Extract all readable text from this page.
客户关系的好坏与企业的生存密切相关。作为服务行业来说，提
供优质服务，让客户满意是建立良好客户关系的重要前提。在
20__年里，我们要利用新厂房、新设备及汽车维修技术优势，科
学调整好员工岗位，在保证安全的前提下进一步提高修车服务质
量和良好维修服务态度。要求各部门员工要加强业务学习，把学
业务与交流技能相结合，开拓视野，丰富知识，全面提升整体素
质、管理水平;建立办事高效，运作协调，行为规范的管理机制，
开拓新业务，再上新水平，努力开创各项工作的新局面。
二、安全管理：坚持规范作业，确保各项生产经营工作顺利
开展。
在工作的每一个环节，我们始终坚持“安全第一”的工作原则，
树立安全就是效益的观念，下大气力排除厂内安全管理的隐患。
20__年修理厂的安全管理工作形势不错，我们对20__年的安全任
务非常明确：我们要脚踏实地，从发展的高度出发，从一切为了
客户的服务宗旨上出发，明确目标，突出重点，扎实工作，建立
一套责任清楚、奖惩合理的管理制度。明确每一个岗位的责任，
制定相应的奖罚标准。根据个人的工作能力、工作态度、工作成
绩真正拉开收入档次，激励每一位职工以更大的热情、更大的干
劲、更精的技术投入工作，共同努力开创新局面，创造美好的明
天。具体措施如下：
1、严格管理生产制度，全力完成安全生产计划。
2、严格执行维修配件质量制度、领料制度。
━━━
* Written instruction:
Nothing should be left out: repeat all of the data exactly.

* Solution to the problem:
Extract all readable text from this page.
客户关系的好坏与企业的生存密切相关。作为服务行业来说，提
供优质服务，让客户满意是建立良好客户关系的重要前提。在
20__年里，我们要利用新厂房、新设备及汽车维修技术优势，科
学调整好员工岗位，在保证安全的前提下进一步提高修车服务质
量和良好维修服务态度。要求各部门员工要加强业务学习，把学
业务与交流技能相结合，开拓视野，丰富知识，全面提升整体素
质、管理水平;建立办事高效，运作协调，行为规范的管理机制，
开拓新业务，再上新水平，努力开创各项工作的新局面。
二、安全管理：坚持规范作业，确保各项生产经营工作顺利
开展。
在工作的每一个环节，我们始终坚持“安全第一”的工作原则，
树立安全就是效益的观念，下大气力排除厂内安全管理的隐患。
20__年修理厂的安全管理工作形势不错，我们对20__年的安全任
务非常明确：我们要脚踏实地，从发展的高度出发，从一切为了
客户的服务宗旨上出发，明确目标，突出重点，扎实工作，建立
一套责任清楚、奖惩合理的管理制度。明确每一个岗位的责任，
制定相应的奖罚标准。根据个人的工作能力、工作态度、工作成
绩真正拉开收入档次，激励每一位职工以更大的热情、更大的干
劲、更精的技术投入工作，共同努力开创新局面，创造美好的明
天。具体措施如下：
1、严格管理生产制度，全力完成安全生产计划。
2、严格执行维修配件质量制度、领料制度。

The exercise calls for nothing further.